» Figure content listings
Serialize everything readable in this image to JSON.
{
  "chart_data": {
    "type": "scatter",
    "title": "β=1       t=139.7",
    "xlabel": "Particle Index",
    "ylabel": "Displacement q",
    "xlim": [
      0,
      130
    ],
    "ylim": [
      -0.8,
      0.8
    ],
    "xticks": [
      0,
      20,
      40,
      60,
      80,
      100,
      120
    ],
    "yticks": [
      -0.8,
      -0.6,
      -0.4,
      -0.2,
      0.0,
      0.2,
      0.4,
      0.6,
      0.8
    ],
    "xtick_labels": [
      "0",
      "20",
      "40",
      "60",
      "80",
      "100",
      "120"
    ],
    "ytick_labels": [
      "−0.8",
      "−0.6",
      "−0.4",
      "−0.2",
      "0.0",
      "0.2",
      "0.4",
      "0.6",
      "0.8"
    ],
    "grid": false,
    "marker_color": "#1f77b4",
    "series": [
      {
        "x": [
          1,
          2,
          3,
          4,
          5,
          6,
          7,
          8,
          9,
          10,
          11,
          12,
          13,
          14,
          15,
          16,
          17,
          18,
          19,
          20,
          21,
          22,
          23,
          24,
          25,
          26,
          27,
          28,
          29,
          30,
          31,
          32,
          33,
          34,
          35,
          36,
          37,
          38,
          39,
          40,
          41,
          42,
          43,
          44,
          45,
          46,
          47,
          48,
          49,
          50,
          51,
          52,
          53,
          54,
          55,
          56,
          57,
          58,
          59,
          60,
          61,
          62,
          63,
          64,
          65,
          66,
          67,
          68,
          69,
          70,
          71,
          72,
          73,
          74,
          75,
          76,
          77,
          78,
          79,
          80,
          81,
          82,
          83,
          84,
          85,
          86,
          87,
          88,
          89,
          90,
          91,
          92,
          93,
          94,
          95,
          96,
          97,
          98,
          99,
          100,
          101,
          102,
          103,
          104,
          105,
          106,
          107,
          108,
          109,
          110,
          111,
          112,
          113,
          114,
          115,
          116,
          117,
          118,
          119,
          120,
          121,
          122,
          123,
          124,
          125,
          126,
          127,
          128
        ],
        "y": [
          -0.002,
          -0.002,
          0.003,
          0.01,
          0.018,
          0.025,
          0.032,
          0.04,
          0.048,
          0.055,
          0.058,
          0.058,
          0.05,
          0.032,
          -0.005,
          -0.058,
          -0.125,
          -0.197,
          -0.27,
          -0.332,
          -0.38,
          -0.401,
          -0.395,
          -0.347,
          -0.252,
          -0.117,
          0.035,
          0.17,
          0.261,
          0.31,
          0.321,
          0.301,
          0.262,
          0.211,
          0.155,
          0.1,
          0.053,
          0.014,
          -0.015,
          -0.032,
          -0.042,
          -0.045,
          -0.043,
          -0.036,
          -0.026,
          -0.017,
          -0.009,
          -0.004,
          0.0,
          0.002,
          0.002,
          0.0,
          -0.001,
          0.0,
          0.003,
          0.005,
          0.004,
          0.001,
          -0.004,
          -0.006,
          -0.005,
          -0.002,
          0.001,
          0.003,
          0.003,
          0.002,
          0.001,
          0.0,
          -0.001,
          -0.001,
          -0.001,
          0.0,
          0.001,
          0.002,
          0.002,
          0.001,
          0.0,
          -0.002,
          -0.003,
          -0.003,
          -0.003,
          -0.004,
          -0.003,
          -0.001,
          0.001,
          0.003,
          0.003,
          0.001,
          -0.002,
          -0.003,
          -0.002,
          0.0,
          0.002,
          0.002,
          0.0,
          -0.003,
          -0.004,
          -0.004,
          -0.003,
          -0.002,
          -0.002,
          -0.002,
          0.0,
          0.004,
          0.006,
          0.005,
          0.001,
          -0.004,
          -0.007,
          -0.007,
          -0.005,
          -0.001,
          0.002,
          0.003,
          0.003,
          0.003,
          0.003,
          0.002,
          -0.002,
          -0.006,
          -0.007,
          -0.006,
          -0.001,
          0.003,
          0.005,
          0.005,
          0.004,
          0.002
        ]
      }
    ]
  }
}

» GIVEN TASK
Repeat all of the records above exactly as they appear.

» RESPONSE TO THE EXERCISE
Serialize everything readable in this image to JSON.
{
  "chart_data": {
    "type": "scatter",
    "title": "β=1       t=139.7",
    "xlabel": "Particle Index",
    "ylabel": "Displacement q",
    "xlim": [
      0,
      130
    ],
    "ylim": [
      -0.8,
      0.8
    ],
    "xticks": [
      0,
      20,
      40,
      60,
      80,
      100,
      120
    ],
    "yticks": [
      -0.8,
      -0.6,
      -0.4,
      -0.2,
      0.0,
      0.2,
      0.4,
      0.6,
      0.8
    ],
    "xtick_labels": [
      "0",
      "20",
      "40",
      "60",
      "80",
      "100",
      "120"
    ],
    "ytick_labels": [
      "−0.8",
      "−0.6",
      "−0.4",
      "−0.2",
      "0.0",
      "0.2",
      "0.4",
      "0.6",
      "0.8"
    ],
    "grid": false,
    "marker_color": "#1f77b4",
    "series": [
      {
        "x": [
          1,
          2,
          3,
          4,
          5,
          6,
          7,
          8,
          9,
          10,
          11,
          12,
          13,
          14,
          15,
          16,
          17,
          18,
          19,
          20,
          21,
          22,
          23,
          24,
          25,
          26,
          27,
          28,
          29,
          30,
          31,
          32,
          33,
          34,
          35,
          36,
          37,
          38,
          39,
          40,
          41,
          42,
          43,
          44,
          45,
          46,
          47,
          48,
          49,
          50,
          51,
          52,
          53,
          54,
          55,
          56,
          57,
          58,
          59,
          60,
          61,
          62,
          63,
          64,
          65,
          66,
          67,
          68,
          69,
          70,
          71,
          72,
          73,
          74,
          75,
          76,
          77,
          78,
          79,
          80,
          81,
          82,
          83,
          84,
          85,
          86,
          87,
          88,
          89,
          90,
          91,
          92,
          93,
          94,
          95,
          96,
          97,
          98,
          99,
          100,
          101,
          102,
          103,
          104,
          105,
          106,
          107,
          108,
          109,
          110,
          111,
          112,
          113,
          114,
          115,
          116,
          117,
          118,
          119,
          120,
          121,
          122,
          123,
          124,
          125,
          126,
          127,
          128
        ],
        "y": [
          -0.002,
          -0.002,
          0.003,
          0.01,
          0.018,
          0.025,
          0.032,
          0.04,
          0.048,
          0.055,
          0.058,
          0.058,
          0.05,
          0.032,
          -0.005,
          -0.058,
          -0.125,
          -0.197,
          -0.27,
          -0.332,
          -0.38,
          -0.401,
          -0.395,
          -0.347,
          -0.252,
          -0.117,
          0.035,
          0.17,
          0.261,
          0.31,
          0.321,
          0.301,
          0.262,
          0.211,
          0.155,
          0.1,
          0.053,
          0.014,
          -0.015,
          -0.032,
          -0.042,
          -0.045,
          -0.043,
          -0.036,
          -0.026,
          -0.017,
          -0.009,
          -0.004,
          0.0,
          0.002,
          0.002,
          0.0,
          -0.001,
          0.0,
          0.003,
          0.005,
          0.004,
          0.001,
          -0.004,
          -0.006,
          -0.005,
          -0.002,
          0.001,
          0.003,
          0.003,
          0.002,
          0.001,
          0.0,
          -0.001,
          -0.001,
          -0.001,
          0.0,
          0.001,
          0.002,
          0.002,
          0.001,
          0.0,
          -0.002,
          -0.003,
          -0.003,
          -0.003,
          -0.004,
          -0.003,
          -0.001,
          0.001,
          0.003,
          0.003,
          0.001,
          -0.002,
          -0.003,
          -0.002,
          0.0,
          0.002,
          0.002,
          0.0,
          -0.003,
          -0.004,
          -0.004,
          -0.003,
          -0.002,
          -0.002,
          -0.002,
          0.0,
          0.004,
          0.006,
          0.005,
          0.001,
          -0.004,
          -0.007,
          -0.007,
          -0.005,
          -0.001,
          0.002,
          0.003,
          0.003,
          0.003,
          0.003,
          0.002,
          -0.002,
          -0.006,
          -0.007,
          -0.006,
          -0.001,
          0.003,
          0.005,
          0.005,
          0.004,
          0.002
        ]
      }
    ]
  }
}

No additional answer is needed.